Set exercise
Make an exact copy of all the entries, with the pictures left out.
Begin Record excerpts
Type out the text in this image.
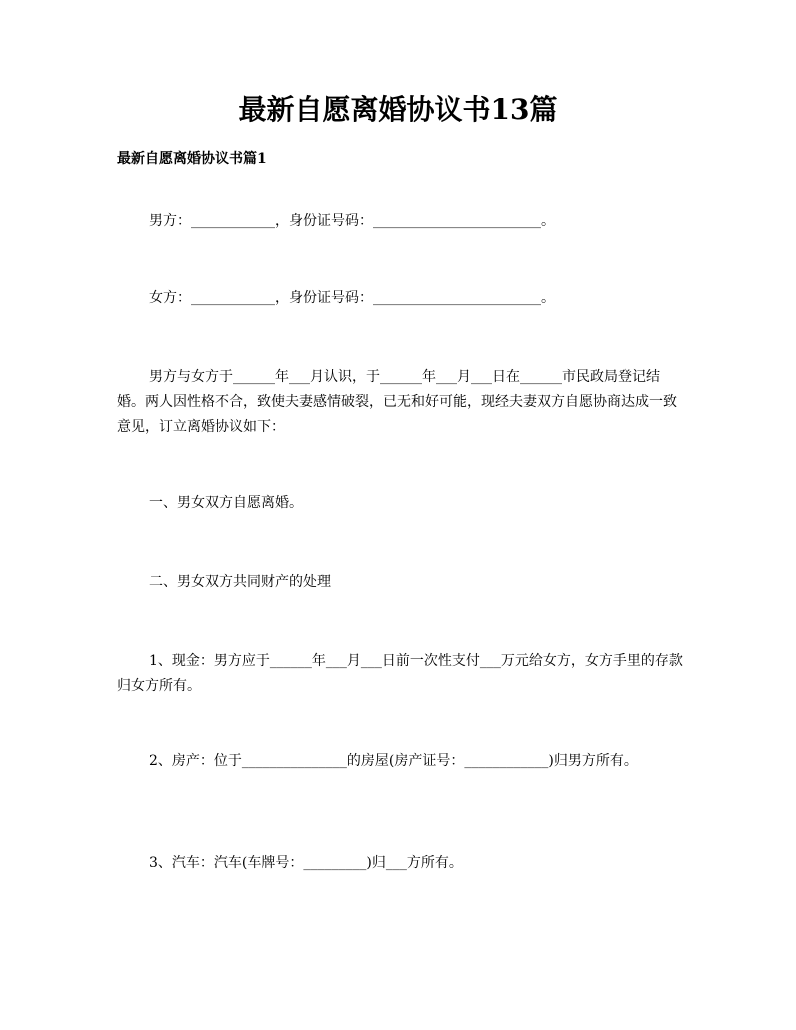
最新自愿离婚协议书13篇
最新自愿离婚协议书篇1
男方：____________，身份证号码：________________________。
女方：____________，身份证号码：________________________。
男方与女方于______年___月认识，于______年___月___日在______市民政局登记结婚。两人因性格不合，致使夫妻感情破裂，已无和好可能，现经夫妻双方自愿协商达成一致意见，订立离婚协议如下：
一、男女双方自愿离婚。
二、男女双方共同财产的处理
1、现金：男方应于______年___月___日前一次性支付___万元给女方，女方手里的存款归女方所有。
2、房产：位于_______________的房屋(房产证号：____________)归男方所有。
3、汽车：汽车(车牌号：_________)归___方所有。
End Record excerpts
Complete output
Type out the text in this image.
最新自愿离婚协议书13篇
最新自愿离婚协议书篇1
男方：____________，身份证号码：________________________。
女方：____________，身份证号码：________________________。
男方与女方于______年___月认识，于______年___月___日在______市民政局登记结婚。两人因性格不合，致使夫妻感情破裂，已无和好可能，现经夫妻双方自愿协商达成一致意见，订立离婚协议如下：
一、男女双方自愿离婚。
二、男女双方共同财产的处理
1、现金：男方应于______年___月___日前一次性支付___万元给女方，女方手里的存款归女方所有。
2、房产：位于_______________的房屋(房产证号：____________)归男方所有。
3、汽车：汽车(车牌号：_________)归___方所有。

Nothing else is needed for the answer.